(Records)

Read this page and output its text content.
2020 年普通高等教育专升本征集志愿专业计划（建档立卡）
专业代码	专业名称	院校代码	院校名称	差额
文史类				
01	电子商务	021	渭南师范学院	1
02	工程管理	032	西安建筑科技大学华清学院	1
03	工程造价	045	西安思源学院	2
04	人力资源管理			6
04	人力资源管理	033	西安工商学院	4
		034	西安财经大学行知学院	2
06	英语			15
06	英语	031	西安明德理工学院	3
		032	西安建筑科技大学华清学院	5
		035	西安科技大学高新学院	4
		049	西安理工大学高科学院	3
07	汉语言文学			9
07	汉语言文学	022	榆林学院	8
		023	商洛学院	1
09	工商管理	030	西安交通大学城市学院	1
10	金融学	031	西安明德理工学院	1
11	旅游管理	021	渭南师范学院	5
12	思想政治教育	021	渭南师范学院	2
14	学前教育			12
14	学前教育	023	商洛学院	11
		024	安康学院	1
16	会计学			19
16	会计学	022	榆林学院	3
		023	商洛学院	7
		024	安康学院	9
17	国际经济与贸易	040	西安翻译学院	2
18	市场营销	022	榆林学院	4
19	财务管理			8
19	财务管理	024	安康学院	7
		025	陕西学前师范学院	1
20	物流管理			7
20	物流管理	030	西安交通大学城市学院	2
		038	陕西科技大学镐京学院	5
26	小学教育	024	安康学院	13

• [WHAT TO WORK ON]
Reproduce the material in full, with no word added or dropped.

• [THE RESULT]
Read this page and output its text content.
2020 年普通高等教育专升本征集志愿专业计划（建档立卡）
专业代码	专业名称	院校代码	院校名称	差额
文史类				
01	电子商务	021	渭南师范学院	1
02	工程管理	032	西安建筑科技大学华清学院	1
03	工程造价	045	西安思源学院	2
04	人力资源管理			6
04	人力资源管理	033	西安工商学院	4
		034	西安财经大学行知学院	2
06	英语			15
06	英语	031	西安明德理工学院	3
		032	西安建筑科技大学华清学院	5
		035	西安科技大学高新学院	4
		049	西安理工大学高科学院	3
07	汉语言文学			9
07	汉语言文学	022	榆林学院	8
		023	商洛学院	1
09	工商管理	030	西安交通大学城市学院	1
10	金融学	031	西安明德理工学院	1
11	旅游管理	021	渭南师范学院	5
12	思想政治教育	021	渭南师范学院	2
14	学前教育			12
14	学前教育	023	商洛学院	11
		024	安康学院	1
16	会计学			19
16	会计学	022	榆林学院	3
		023	商洛学院	7
		024	安康学院	9
17	国际经济与贸易	040	西安翻译学院	2
18	市场营销	022	榆林学院	4
19	财务管理			8
19	财务管理	024	安康学院	7
		025	陕西学前师范学院	1
20	物流管理			7
20	物流管理	030	西安交通大学城市学院	2
		038	陕西科技大学镐京学院	5
26	小学教育	024	安康学院	13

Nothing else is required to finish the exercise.